** Opening READING TEXT block **
MedicalResearch.com: Is there hesitancy to participate in clinical trials among some individuals and ethnic groups?
Dr. Bacalao: Yes, there is some hesitancy from minority groups but, when given the chance, participation among African Americans and Latinos is actually significant.
Dr. Williams: Yes. Due to historical injustices in medical research such as the Tuskegee Syphilis Study as well as ongoing structural racism and bias in the United States healthcare system, some non-white patients are hesitant to participate in clinical research due to fear of experiencing harm.
MedicalResearch.com: What is the mission of the DCTCDP?
Dr. Bacalao: The Robert A. Winn Career Development Award (Winn CDA) is a 2-year program designed to support the career development of early-stage investigator (as defined by NIH) physicians underrepresented in medicine, and physicians who have a demonstrated commitment to increasing diversity in clinical research, to become independent clinical trial investigators who are engaged in advancing health equity through their research and mentoring.
** Closing READING TEXT block **
** Opening GIVEN ENTRIES block **
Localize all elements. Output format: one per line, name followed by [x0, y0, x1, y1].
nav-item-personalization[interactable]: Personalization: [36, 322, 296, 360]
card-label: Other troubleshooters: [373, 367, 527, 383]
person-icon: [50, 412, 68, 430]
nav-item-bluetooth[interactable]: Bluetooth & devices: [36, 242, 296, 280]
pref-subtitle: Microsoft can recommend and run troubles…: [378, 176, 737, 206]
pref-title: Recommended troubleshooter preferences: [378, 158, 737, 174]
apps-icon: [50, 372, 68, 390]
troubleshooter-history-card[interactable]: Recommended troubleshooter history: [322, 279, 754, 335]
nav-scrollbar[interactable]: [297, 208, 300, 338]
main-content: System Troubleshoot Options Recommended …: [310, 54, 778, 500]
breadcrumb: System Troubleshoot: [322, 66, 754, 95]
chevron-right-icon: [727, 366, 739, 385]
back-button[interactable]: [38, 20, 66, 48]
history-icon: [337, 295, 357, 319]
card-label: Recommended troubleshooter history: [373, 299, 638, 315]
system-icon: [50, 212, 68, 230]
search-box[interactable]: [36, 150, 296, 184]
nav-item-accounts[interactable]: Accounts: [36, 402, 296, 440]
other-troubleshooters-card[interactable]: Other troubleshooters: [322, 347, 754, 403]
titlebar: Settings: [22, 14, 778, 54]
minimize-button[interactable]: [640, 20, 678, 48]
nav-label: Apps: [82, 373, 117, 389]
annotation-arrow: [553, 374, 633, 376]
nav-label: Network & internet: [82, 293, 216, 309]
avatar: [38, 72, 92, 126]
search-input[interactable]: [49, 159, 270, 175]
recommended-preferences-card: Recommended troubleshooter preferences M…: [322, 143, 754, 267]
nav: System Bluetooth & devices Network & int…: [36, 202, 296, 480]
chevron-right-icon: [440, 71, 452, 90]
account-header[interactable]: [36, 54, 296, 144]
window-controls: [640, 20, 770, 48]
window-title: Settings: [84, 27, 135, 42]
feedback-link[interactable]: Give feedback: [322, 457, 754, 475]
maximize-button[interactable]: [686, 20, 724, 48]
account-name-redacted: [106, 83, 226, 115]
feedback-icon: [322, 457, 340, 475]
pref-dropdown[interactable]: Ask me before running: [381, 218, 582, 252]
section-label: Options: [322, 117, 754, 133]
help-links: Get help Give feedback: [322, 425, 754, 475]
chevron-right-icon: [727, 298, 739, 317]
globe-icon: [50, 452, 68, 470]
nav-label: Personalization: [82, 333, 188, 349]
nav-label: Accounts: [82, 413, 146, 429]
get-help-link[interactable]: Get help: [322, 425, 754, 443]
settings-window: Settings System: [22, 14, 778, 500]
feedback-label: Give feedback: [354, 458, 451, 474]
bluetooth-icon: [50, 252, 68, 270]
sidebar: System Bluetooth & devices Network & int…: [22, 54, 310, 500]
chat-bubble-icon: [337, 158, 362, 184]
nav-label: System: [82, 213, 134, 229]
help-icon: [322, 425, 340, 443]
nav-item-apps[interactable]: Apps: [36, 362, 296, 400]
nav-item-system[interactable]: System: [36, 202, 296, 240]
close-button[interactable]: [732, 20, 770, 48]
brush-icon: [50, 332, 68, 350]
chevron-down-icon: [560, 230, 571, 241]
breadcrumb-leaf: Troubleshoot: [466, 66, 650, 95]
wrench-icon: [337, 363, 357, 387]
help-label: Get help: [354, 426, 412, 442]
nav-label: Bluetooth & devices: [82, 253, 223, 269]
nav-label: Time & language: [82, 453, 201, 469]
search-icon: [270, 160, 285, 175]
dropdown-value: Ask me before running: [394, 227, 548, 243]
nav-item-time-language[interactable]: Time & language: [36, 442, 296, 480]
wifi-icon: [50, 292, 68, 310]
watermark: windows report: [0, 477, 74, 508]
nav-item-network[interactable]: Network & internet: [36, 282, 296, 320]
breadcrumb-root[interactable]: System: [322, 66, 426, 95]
** Closing GIVEN ENTRIES block **
WORK INSTRUCTIONS → Edit the interview passage from "Dr. Bacalao: Yes, there" up to and including "of experiencing harm.", changing "Latinos" to "Hispanic Americans".

WRITTEN SOLUTION →
Dr. Bacalao: Yes, there is some hesitancy from minority groups but, when given the chance, participation among African Americans and Hispanic Americans is actually significant.
Dr. Williams: Yes. Due to historical injustices in medical research such as the Tuskegee Syphilis Study as well as ongoing structural racism and bias in the United States healthcare system, some non-white patients are hesitant to participate in clinical research due to fear of experiencing harm.